* **Records from a collection**:
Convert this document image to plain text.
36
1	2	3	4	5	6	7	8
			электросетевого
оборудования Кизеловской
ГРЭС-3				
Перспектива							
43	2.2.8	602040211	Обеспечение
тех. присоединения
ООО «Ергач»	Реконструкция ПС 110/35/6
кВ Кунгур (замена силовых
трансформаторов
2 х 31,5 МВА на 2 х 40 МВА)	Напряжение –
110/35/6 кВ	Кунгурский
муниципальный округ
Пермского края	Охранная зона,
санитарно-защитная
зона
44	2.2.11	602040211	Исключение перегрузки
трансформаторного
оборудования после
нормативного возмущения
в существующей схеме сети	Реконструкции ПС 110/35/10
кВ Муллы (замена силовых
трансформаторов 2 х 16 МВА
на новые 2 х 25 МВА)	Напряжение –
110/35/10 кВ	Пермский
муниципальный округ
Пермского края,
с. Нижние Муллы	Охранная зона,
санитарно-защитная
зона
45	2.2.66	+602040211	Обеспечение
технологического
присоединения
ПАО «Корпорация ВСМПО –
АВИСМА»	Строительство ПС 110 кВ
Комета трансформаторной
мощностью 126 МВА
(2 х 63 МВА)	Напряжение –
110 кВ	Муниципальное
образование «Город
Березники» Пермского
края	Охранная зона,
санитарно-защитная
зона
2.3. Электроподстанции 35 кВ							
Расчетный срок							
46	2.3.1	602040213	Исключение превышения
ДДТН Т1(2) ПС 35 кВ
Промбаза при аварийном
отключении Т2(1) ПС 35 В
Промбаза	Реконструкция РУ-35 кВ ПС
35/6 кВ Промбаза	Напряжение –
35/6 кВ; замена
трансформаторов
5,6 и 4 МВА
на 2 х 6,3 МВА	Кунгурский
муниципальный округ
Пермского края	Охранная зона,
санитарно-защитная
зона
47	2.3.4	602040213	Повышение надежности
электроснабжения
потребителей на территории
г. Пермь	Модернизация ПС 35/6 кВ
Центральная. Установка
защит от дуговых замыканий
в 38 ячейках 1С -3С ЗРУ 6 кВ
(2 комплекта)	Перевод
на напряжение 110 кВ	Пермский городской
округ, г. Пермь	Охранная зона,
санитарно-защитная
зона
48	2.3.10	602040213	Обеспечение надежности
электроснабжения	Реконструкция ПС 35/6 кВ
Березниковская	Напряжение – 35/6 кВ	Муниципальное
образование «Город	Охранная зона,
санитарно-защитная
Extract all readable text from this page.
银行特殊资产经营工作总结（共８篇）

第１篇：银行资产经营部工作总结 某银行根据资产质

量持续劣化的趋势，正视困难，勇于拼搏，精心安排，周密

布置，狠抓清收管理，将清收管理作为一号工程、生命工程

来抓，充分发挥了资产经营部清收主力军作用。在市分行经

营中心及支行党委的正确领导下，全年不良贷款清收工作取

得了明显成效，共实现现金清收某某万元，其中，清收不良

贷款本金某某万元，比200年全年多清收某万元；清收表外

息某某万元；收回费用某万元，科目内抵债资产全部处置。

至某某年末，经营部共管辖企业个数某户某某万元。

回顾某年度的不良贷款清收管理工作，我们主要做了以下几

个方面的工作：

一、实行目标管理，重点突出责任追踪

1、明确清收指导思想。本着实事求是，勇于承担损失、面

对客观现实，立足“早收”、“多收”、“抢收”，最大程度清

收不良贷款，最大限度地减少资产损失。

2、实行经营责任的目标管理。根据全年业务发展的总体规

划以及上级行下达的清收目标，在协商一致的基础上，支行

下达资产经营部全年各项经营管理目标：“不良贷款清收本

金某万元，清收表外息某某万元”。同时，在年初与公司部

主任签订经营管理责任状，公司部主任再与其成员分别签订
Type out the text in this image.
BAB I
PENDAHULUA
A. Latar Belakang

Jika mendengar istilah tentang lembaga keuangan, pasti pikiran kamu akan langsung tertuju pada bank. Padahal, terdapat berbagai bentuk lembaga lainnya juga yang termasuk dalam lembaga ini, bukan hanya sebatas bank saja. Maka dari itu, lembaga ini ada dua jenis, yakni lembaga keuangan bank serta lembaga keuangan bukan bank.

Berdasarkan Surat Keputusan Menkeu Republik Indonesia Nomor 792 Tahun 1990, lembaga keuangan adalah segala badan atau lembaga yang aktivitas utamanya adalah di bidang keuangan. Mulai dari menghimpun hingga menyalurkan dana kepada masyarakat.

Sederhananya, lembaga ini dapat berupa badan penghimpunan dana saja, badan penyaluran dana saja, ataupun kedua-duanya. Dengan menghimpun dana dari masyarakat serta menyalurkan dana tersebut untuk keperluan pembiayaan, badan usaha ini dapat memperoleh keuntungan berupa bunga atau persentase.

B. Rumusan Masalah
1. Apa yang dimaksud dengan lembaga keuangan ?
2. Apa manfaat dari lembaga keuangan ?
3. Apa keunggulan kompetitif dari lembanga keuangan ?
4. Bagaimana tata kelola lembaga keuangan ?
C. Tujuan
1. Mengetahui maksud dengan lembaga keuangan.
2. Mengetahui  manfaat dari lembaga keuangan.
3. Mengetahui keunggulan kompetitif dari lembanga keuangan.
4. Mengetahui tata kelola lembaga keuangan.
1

* **Stated exercise**:
From the data, list each line in which the string "yang" appears.

* **Reply to the task**:
Jika mendengar istilah tentang lembaga keuangan, pasti pikiran kamu akan langsung tertuju pada bank. Padahal, terdapat berbagai bentuk lembaga lainnya juga yang termasuk dalam lembaga ini, bukan hanya sebatas bank saja. Maka dari itu, lembaga ini ada dua jenis, yakni lembaga keuangan bank serta lembaga keuangan bukan bank.
Berdasarkan Surat Keputusan Menkeu Republik Indonesia Nomor 792 Tahun 1990, lembaga keuangan adalah segala badan atau lembaga yang aktivitas utamanya adalah di bidang keuangan. Mulai dari menghimpun hingga menyalurkan dana kepada masyarakat.
1. Apa yang dimaksud dengan lembaga keuangan ?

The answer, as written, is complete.